_Task goal_.
Copy out every line of the data exactly.

───── Records for the exercise

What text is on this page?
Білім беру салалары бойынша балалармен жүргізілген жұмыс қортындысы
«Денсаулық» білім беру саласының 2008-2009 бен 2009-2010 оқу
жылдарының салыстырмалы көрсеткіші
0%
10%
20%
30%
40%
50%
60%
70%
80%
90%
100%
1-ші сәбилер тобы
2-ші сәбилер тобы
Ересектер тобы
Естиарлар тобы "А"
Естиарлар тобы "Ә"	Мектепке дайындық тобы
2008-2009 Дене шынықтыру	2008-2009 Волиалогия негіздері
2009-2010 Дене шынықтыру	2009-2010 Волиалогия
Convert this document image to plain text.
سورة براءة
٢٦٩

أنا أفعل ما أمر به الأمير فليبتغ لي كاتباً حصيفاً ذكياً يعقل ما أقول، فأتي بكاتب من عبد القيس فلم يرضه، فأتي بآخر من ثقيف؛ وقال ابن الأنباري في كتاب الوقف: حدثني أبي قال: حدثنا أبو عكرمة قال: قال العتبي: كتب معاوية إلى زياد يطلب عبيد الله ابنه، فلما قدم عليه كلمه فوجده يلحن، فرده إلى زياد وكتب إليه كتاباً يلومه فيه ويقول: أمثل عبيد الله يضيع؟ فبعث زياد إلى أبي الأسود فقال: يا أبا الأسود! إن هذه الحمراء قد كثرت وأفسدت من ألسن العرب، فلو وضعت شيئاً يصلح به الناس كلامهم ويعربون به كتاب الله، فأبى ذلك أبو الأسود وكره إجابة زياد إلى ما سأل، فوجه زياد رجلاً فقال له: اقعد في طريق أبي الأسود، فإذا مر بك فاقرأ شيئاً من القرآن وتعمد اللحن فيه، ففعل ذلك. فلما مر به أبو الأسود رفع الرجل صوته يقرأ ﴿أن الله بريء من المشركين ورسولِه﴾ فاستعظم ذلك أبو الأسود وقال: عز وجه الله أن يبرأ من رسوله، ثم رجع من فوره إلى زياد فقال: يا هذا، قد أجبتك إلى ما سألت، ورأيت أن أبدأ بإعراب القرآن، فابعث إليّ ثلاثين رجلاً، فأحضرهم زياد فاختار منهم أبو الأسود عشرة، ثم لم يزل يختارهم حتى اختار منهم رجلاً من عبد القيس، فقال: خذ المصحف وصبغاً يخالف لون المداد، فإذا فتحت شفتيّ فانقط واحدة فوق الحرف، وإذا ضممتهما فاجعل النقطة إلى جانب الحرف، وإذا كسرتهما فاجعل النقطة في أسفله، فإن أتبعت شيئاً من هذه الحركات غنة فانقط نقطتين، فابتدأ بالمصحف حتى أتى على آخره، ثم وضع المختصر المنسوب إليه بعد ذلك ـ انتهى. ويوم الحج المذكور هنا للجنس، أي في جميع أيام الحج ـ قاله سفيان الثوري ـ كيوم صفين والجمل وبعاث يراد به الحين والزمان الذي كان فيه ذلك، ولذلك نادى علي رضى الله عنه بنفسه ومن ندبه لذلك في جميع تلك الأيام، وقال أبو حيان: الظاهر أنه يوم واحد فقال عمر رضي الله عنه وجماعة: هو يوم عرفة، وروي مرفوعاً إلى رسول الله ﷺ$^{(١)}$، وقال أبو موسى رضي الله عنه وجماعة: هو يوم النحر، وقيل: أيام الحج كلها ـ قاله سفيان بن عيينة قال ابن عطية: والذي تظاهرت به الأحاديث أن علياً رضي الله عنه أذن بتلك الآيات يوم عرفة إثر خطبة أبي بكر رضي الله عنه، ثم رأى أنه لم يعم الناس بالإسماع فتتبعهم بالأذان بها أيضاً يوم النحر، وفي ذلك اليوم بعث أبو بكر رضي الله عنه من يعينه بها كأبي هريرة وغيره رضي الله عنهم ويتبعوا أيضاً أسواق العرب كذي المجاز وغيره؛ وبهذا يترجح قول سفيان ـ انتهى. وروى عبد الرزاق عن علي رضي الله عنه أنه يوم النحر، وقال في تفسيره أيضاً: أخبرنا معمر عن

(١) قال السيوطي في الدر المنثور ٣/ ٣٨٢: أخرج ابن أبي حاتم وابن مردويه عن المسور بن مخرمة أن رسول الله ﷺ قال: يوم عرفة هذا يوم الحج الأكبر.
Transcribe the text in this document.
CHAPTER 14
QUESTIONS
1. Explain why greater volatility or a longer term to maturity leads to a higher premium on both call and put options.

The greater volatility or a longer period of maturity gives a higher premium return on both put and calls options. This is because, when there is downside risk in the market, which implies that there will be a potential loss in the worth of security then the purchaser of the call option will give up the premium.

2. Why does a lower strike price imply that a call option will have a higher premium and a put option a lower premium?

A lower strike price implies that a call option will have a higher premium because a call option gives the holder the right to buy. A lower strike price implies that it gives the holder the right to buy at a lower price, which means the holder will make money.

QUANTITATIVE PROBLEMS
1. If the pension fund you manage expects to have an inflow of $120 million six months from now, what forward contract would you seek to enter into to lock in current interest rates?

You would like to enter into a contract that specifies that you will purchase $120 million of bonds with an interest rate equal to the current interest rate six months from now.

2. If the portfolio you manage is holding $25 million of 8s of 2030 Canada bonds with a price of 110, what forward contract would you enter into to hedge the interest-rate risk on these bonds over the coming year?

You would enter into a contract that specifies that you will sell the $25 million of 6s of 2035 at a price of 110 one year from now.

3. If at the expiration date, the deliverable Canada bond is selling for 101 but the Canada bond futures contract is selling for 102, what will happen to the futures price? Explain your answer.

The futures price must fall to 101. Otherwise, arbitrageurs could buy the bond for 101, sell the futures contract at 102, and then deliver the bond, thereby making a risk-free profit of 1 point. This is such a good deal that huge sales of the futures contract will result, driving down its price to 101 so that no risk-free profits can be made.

──────────

_Problem solution_.
What text is on this page?
Білім беру салалары бойынша балалармен жүргізілген жұмыс қортындысы
«Денсаулық» білім беру саласының 2008-2009 бен 2009-2010 оқу
жылдарының салыстырмалы көрсеткіші
0%
10%
20%
30%
40%
50%
60%
70%
80%
90%
100%
1-ші сәбилер тобы
2-ші сәбилер тобы
Ересектер тобы
Естиарлар тобы "А"
Естиарлар тобы "Ә"	Мектепке дайындық тобы
2008-2009 Дене шынықтыру	2008-2009 Волиалогия негіздері
2009-2010 Дене шынықтыру	2009-2010 Волиалогия
Convert this document image to plain text.
سورة براءة
٢٦٩

أنا أفعل ما أمر به الأمير فليبتغ لي كاتباً حصيفاً ذكياً يعقل ما أقول، فأتي بكاتب من عبد القيس فلم يرضه، فأتي بآخر من ثقيف؛ وقال ابن الأنباري في كتاب الوقف: حدثني أبي قال: حدثنا أبو عكرمة قال: قال العتبي: كتب معاوية إلى زياد يطلب عبيد الله ابنه، فلما قدم عليه كلمه فوجده يلحن، فرده إلى زياد وكتب إليه كتاباً يلومه فيه ويقول: أمثل عبيد الله يضيع؟ فبعث زياد إلى أبي الأسود فقال: يا أبا الأسود! إن هذه الحمراء قد كثرت وأفسدت من ألسن العرب، فلو وضعت شيئاً يصلح به الناس كلامهم ويعربون به كتاب الله، فأبى ذلك أبو الأسود وكره إجابة زياد إلى ما سأل، فوجه زياد رجلاً فقال له: اقعد في طريق أبي الأسود، فإذا مر بك فاقرأ شيئاً من القرآن وتعمد اللحن فيه، ففعل ذلك. فلما مر به أبو الأسود رفع الرجل صوته يقرأ ﴿أن الله بريء من المشركين ورسولِه﴾ فاستعظم ذلك أبو الأسود وقال: عز وجه الله أن يبرأ من رسوله، ثم رجع من فوره إلى زياد فقال: يا هذا، قد أجبتك إلى ما سألت، ورأيت أن أبدأ بإعراب القرآن، فابعث إليّ ثلاثين رجلاً، فأحضرهم زياد فاختار منهم أبو الأسود عشرة، ثم لم يزل يختارهم حتى اختار منهم رجلاً من عبد القيس، فقال: خذ المصحف وصبغاً يخالف لون المداد، فإذا فتحت شفتيّ فانقط واحدة فوق الحرف، وإذا ضممتهما فاجعل النقطة إلى جانب الحرف، وإذا كسرتهما فاجعل النقطة في أسفله، فإن أتبعت شيئاً من هذه الحركات غنة فانقط نقطتين، فابتدأ بالمصحف حتى أتى على آخره، ثم وضع المختصر المنسوب إليه بعد ذلك ـ انتهى. ويوم الحج المذكور هنا للجنس، أي في جميع أيام الحج ـ قاله سفيان الثوري ـ كيوم صفين والجمل وبعاث يراد به الحين والزمان الذي كان فيه ذلك، ولذلك نادى علي رضى الله عنه بنفسه ومن ندبه لذلك في جميع تلك الأيام، وقال أبو حيان: الظاهر أنه يوم واحد فقال عمر رضي الله عنه وجماعة: هو يوم عرفة، وروي مرفوعاً إلى رسول الله ﷺ$^{(١)}$، وقال أبو موسى رضي الله عنه وجماعة: هو يوم النحر، وقيل: أيام الحج كلها ـ قاله سفيان بن عيينة قال ابن عطية: والذي تظاهرت به الأحاديث أن علياً رضي الله عنه أذن بتلك الآيات يوم عرفة إثر خطبة أبي بكر رضي الله عنه، ثم رأى أنه لم يعم الناس بالإسماع فتتبعهم بالأذان بها أيضاً يوم النحر، وفي ذلك اليوم بعث أبو بكر رضي الله عنه من يعينه بها كأبي هريرة وغيره رضي الله عنهم ويتبعوا أيضاً أسواق العرب كذي المجاز وغيره؛ وبهذا يترجح قول سفيان ـ انتهى. وروى عبد الرزاق عن علي رضي الله عنه أنه يوم النحر، وقال في تفسيره أيضاً: أخبرنا معمر عن

(١) قال السيوطي في الدر المنثور ٣/ ٣٨٢: أخرج ابن أبي حاتم وابن مردويه عن المسور بن مخرمة أن رسول الله ﷺ قال: يوم عرفة هذا يوم الحج الأكبر.
Transcribe the text in this document.
CHAPTER 14
QUESTIONS
1. Explain why greater volatility or a longer term to maturity leads to a higher premium on both call and put options.

The greater volatility or a longer period of maturity gives a higher premium return on both put and calls options. This is because, when there is downside risk in the market, which implies that there will be a potential loss in the worth of security then the purchaser of the call option will give up the premium.

2. Why does a lower strike price imply that a call option will have a higher premium and a put option a lower premium?

A lower strike price implies that a call option will have a higher premium because a call option gives the holder the right to buy. A lower strike price implies that it gives the holder the right to buy at a lower price, which means the holder will make money.

QUANTITATIVE PROBLEMS
1. If the pension fund you manage expects to have an inflow of $120 million six months from now, what forward contract would you seek to enter into to lock in current interest rates?

You would like to enter into a contract that specifies that you will purchase $120 million of bonds with an interest rate equal to the current interest rate six months from now.

2. If the portfolio you manage is holding $25 million of 8s of 2030 Canada bonds with a price of 110, what forward contract would you enter into to hedge the interest-rate risk on these bonds over the coming year?

You would enter into a contract that specifies that you will sell the $25 million of 6s of 2035 at a price of 110 one year from now.

3. If at the expiration date, the deliverable Canada bond is selling for 101 but the Canada bond futures contract is selling for 102, what will happen to the futures price? Explain your answer.

The futures price must fall to 101. Otherwise, arbitrageurs could buy the bond for 101, sell the futures contract at 102, and then deliver the bond, thereby making a risk-free profit of 1 point. This is such a good deal that huge sales of the futures contract will result, driving down its price to 101 so that no risk-free profits can be made.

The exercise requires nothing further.